Find each line holding the word "личности" and give the total alone.

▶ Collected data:
*****
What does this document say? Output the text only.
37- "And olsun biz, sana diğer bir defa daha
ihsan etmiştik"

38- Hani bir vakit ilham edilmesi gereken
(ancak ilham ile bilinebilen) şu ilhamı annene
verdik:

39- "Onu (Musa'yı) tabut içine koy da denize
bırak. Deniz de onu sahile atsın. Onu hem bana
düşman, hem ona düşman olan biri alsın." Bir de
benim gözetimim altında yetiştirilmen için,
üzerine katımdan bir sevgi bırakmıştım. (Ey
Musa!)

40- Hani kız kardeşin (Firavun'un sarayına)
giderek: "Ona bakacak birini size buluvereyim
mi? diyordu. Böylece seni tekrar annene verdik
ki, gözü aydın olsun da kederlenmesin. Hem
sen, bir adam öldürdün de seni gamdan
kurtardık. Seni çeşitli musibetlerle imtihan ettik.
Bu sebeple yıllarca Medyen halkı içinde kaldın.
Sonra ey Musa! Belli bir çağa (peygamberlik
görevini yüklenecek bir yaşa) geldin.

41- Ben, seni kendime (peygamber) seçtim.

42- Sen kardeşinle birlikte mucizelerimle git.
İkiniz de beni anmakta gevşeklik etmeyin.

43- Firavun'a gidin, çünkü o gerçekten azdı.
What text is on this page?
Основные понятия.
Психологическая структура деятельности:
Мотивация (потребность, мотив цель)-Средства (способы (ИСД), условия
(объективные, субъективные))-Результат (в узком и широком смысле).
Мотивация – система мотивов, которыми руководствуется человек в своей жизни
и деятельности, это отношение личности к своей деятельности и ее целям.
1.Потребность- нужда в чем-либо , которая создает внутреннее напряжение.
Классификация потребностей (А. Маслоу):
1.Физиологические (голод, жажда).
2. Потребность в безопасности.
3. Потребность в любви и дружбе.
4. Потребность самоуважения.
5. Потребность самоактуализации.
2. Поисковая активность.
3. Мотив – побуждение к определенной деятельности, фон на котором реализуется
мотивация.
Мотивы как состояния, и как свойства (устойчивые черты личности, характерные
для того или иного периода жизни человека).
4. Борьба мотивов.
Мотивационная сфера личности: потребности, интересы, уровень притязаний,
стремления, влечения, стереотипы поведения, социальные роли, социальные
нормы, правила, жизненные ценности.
*****
▶ SOLUTION:
3